→ **Extracto del documento**
◆ ◆ ◆

La imagen del oficial blanco posando cual cazador orgulloso que ha dado muerte a su presa ha recorrido el mundo y ha despertado la conciencia de millones de personas. La ejecución de Floyd fue la chispa que prendió fuego a las protestas y a la violencia en las calles en un contexto ya de por sí muy volátil y precario debido al covid-19, que ha afectado de forma muy desigual a las poblaciones afrodescendientes y latinas.
Y es que este asesinato de alto impacto en manos de policías es el cuarto en menos de cinco años en las Ciudades Gemelas y el tercero en tres meses de lo que va del año, después del de Ahmaud Arbery en Georgia (el chico hacía ejercicio en un barrio blanco) y el de Breonna Taylor en Kentucky (acribillada en su apartamento por retaliación de la policía).

◆ ◆ ◆

→ **Material extraído**
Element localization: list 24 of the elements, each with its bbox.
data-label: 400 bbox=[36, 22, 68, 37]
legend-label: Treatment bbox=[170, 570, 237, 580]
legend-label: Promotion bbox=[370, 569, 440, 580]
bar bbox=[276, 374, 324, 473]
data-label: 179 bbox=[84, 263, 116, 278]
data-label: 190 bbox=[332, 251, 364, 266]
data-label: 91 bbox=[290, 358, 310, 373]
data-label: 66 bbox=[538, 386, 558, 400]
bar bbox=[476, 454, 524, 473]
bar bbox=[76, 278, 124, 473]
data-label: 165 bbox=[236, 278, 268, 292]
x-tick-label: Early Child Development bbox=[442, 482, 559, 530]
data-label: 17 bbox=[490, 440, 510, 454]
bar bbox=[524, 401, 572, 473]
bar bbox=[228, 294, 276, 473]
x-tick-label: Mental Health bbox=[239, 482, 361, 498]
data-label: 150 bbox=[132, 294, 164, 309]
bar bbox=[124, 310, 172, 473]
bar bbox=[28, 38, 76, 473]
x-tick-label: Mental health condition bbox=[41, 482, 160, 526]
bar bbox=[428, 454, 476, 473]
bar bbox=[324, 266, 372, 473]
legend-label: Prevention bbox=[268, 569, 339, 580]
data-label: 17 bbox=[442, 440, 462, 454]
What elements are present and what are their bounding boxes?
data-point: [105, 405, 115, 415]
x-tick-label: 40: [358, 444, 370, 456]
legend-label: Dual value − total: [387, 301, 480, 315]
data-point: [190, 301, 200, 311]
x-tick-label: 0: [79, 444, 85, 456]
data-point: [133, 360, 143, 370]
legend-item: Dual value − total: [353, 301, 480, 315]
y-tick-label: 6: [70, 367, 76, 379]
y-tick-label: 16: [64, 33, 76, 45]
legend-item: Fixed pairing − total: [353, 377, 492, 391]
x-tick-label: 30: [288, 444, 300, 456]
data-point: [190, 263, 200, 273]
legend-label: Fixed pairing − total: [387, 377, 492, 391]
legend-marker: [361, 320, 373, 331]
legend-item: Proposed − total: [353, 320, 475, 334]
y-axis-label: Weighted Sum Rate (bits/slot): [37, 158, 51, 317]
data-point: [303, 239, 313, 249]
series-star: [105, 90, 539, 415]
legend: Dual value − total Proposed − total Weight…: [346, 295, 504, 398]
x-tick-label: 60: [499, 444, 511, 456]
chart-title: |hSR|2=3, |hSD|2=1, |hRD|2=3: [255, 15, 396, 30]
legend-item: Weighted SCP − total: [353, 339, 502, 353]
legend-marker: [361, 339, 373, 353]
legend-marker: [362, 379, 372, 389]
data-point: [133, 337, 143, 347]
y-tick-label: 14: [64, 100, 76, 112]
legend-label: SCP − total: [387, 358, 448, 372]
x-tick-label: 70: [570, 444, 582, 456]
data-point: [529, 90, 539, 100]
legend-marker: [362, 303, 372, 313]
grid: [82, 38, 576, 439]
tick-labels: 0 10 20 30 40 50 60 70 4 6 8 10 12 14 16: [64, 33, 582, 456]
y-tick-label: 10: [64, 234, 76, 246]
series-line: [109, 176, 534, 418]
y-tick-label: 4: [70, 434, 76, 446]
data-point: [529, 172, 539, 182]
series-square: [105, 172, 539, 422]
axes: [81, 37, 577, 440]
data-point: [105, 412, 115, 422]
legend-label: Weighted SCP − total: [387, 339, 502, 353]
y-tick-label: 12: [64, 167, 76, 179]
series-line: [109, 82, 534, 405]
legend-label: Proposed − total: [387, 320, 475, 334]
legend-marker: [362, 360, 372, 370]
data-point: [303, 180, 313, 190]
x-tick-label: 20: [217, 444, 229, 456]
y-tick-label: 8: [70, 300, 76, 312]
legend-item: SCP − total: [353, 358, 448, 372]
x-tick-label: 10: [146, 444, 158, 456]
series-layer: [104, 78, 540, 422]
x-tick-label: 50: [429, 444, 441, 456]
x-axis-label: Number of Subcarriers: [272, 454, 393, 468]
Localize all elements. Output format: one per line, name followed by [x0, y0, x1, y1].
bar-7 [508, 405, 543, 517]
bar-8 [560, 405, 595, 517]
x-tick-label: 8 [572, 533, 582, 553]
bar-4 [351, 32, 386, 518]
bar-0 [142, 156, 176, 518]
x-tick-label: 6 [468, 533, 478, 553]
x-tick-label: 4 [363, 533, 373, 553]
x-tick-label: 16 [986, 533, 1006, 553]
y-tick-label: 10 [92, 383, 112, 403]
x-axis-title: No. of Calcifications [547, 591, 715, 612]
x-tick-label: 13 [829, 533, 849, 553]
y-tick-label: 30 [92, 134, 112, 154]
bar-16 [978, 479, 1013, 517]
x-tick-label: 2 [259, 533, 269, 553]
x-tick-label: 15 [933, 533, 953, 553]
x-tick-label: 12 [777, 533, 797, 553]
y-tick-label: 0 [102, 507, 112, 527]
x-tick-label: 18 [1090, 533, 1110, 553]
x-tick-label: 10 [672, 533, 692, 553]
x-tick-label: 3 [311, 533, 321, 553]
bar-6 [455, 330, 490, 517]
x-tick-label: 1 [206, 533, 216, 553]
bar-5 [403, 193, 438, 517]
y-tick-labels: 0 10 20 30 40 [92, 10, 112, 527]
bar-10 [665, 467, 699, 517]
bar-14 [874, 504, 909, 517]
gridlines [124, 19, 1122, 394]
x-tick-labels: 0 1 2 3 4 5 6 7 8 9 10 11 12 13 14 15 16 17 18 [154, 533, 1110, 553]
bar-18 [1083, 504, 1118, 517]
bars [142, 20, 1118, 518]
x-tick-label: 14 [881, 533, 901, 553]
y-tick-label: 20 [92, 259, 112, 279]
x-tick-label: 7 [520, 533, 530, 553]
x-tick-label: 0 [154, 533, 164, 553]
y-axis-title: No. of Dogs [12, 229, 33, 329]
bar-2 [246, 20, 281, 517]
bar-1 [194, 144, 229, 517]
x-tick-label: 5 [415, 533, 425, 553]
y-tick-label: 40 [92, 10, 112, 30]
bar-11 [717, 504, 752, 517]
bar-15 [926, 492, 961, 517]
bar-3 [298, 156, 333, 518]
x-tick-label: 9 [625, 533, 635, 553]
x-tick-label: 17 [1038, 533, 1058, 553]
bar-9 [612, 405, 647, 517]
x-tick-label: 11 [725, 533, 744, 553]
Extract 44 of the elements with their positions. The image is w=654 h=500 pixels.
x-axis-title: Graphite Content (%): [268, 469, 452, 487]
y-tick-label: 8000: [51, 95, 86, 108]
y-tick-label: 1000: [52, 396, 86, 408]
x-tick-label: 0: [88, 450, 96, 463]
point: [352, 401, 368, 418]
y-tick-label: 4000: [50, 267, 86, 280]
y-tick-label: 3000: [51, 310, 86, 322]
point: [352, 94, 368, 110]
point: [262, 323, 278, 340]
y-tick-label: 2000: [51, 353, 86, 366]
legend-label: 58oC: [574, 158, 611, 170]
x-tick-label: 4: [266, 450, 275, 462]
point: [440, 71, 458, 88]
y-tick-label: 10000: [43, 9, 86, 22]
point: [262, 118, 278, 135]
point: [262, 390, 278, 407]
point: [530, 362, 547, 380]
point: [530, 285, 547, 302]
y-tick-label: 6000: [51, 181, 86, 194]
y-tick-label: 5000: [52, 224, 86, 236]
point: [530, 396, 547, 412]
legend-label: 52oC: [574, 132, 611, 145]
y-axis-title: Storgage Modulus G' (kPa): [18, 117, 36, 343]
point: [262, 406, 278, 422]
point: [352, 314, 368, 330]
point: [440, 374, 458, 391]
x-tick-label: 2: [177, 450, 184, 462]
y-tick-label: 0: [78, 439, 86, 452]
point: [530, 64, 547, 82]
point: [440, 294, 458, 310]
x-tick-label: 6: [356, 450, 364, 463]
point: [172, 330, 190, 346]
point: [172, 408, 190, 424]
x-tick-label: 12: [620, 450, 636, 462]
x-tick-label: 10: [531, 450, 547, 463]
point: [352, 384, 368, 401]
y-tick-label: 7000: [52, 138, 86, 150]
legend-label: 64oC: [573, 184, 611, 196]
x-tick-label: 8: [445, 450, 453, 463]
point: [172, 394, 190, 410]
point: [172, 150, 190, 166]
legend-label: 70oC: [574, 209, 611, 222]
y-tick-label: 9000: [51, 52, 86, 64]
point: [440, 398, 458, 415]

◆ ◆ ◆

→ **Instrucción de trabajo 1**
Responde estas preguntas sobre el fragmento acerca de la muerte de Floyd:
(a) ¿Qué enfermedad hacía ya muy volátil y precario el contexto de las protestas?
(b) ¿En qué estado tuvo lugar la muerte de Ahmaud Arbery?
(c) ¿Dónde fue acribillada Breonna Taylor?
→ **Instrucción de trabajo 2**
Continúa, por favor, el fragmento sobre la muerte de Floyd a partir de su última oración.

→ **Respuesta 1**
(a) El covid-19.
(b) En Georgia.
(c) En su apartamento, en Kentucky.

→ **Respuesta 2**
Parafraseando al reverendo Al Sharpton en el servicio funeral de Floyd en Mineápolis el otro día, los y las afroestadounidenses ya se cansaron del sistema de opresión blanco sobre su nuca. El sueño de Martin Luther King, Jr., se está volviendo la pesadilla del establecimiento conservador y progresista blanco: a la par de las reparaciones económicas por vejámenes históricos, ahora se añaden demandas por una reforma total de las policías municipales del país. Las propuestas apuntan no necesariamente a su desmantelamiento completo, sino a la creación de modelos transformadores de seguridad pública.
Luego de tres semanas de efervescencia social y a la espera del juicio y veredicto en el caso Floyd, es claro que este es un momento de inflexión, un parteaguas en la historia reciente de este país. Ojalá que esta toma de conciencia se traduzca también en acciones concretas por parte de los gobernantes y en cumplimiento de la justicia. La paciencia y el tiempo se acaban.